V.  Coordination and Collaboration with and a High Degree of Involvement by the Private Bar

           The TBA has created an Access to Justice Committee (ATJ) to perform and expand on the functions of its Pro Bono Committee. Here is another area in which the breadth of the EJC proposed membership will be beneficial, and merging the two might be worth considering. In any event, we hope that the two committees will collaborate on PAI activation, first examining how PAI can address existing inequalities in access to legal services, including areas of representation as well as rural and other client communities where private bar engagement is minimal. Here, as in other aspects of state planning, improving opportunities to meet the civil legal needs of poor people is the primary objective.

VI.  Diversified Funding and Coordination of Resource Development Efforts

           LSC programs in Tennessee have obtained funding from a variety of state, federal and private sources to improve and sustain their work in the state. This is commendable and has allowed programs to engage in impressive and important activities. Tennessee has been a leader in pursuing legislatively mandated filing fee funds and other state-legislated fees. We applaud your recent success in securing an increase on parking and traffic offenses, and are excited about the expanded services these additional revenues will provide for clients in need. We also note your efforts to obtain cy pres awards and to secure targeted special purpose grants, such as the grant to establish a statewide hotline for elderly clients (though we have continuing concerns about the lack of centralized resource development and administrative coordinating capacity).

           On the other hand, these successes have not necessarily given clients in rural communities and those experiencing language barriers or extreme poverty an acceptable level of access to justice systems. In 1998, for example, funding per poor person in the state ranged between $12.75 in one program to $23.03 in another. While funding does not have to be uniform across the state, LSC has been clear that an important objective in state planning is to ensure relative equality of access for low-income clients, regardless of where they reside. Thus, we hope you will weigh the merits of a staff position devoted to both statewide and regional resource development. This function might also include cultivation of funds to support statewide legal work focused on issues that LSC programs currently cannot address and that the TJC has not assumed. Planners might want to think about housing management of the grants and contracts, now the responsibility of individual programs and staff attorneys, in this function. A statewide resource developer could oversee the many separate grants, relieving staff attorneys and program managers of a portion of that burden.

INFORMATION SHOWN:
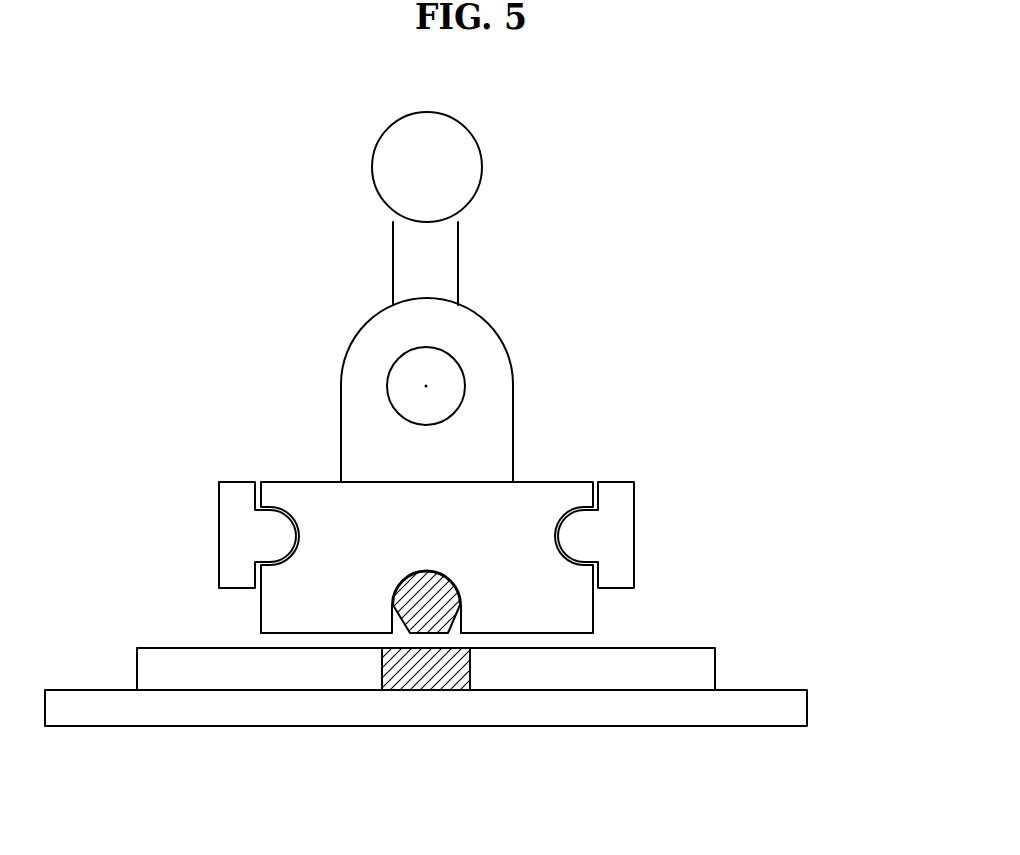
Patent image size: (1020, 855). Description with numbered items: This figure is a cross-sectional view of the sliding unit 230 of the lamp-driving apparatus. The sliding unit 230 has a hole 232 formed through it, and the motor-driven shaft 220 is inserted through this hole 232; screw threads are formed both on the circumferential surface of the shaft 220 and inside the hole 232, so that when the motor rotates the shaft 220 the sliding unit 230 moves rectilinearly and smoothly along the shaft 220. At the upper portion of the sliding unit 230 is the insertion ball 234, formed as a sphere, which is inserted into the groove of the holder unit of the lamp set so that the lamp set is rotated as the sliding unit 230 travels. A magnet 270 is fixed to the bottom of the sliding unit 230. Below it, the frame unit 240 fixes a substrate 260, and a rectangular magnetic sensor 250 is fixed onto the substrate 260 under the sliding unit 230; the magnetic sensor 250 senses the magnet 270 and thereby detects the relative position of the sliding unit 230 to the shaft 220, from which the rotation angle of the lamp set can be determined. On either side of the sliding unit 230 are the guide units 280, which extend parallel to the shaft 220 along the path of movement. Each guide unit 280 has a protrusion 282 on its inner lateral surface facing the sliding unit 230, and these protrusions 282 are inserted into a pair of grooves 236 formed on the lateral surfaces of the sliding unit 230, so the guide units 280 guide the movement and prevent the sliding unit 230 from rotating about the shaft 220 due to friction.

The shaft 220 is at (427, 385).
The sliding unit 230 is at (362, 380).
The hole 232 is at (447, 347).
The insertion ball 234 is at (454, 170).
The grooves 236 is at (292, 518).
The frame unit 240 is at (788, 712).
The magnetic sensor 250 is at (413, 673).
The substrate 260 is at (210, 675).
The magnet 270 is at (427, 607).
The guide units 280 is at (617, 535).
The protrusion 282 is at (277, 542).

WHAT YOU WILL DO: Continue the passage on Tennessee legal services planning from where it stops. The listing is taken from a separate source.

EXPECTED ANSWER:
VII.  Configuration

           We believe that the Tennessee planners must squarely address the configuration issues identified in our May 6th letter. A thoughtful exploration must include the relationship between LSC and non-LSC funded programs, the needs of clients for all types of representation and current gaps in the delivery system. While some issues are unique to Tennessee, many others are common to a number of states, and we encourage you to talk them over with planners elsewhere. You might also try designing the most appropriate civil legal services delivery system for Tennessee, assuming none existed prior to this point and assuming FY 2000 funding levels. This exercise might help focus configuration discussions more on the current and future needs of low-income clients than on historical boundaries. We would also be interested in your thoughts on whether the existing program configuration has affected Tennessee’s ability to create and implement a viable state plan.

VIII.  Follow-up

           We hope that you will consider our suggestions and would like you to give us, by December 1, 1999, a response to this letter and to our May 6, 1999 letter. Include an update on any committee work and attach any agendas developed. Describe your efforts to institutionalize state planning, expand and coordinate technology resources, and any activities you will be pursuing to expand statewide resource development and technology capacities. We would also like to hear your thoughts about LSC’s pro bono and configuration concerns.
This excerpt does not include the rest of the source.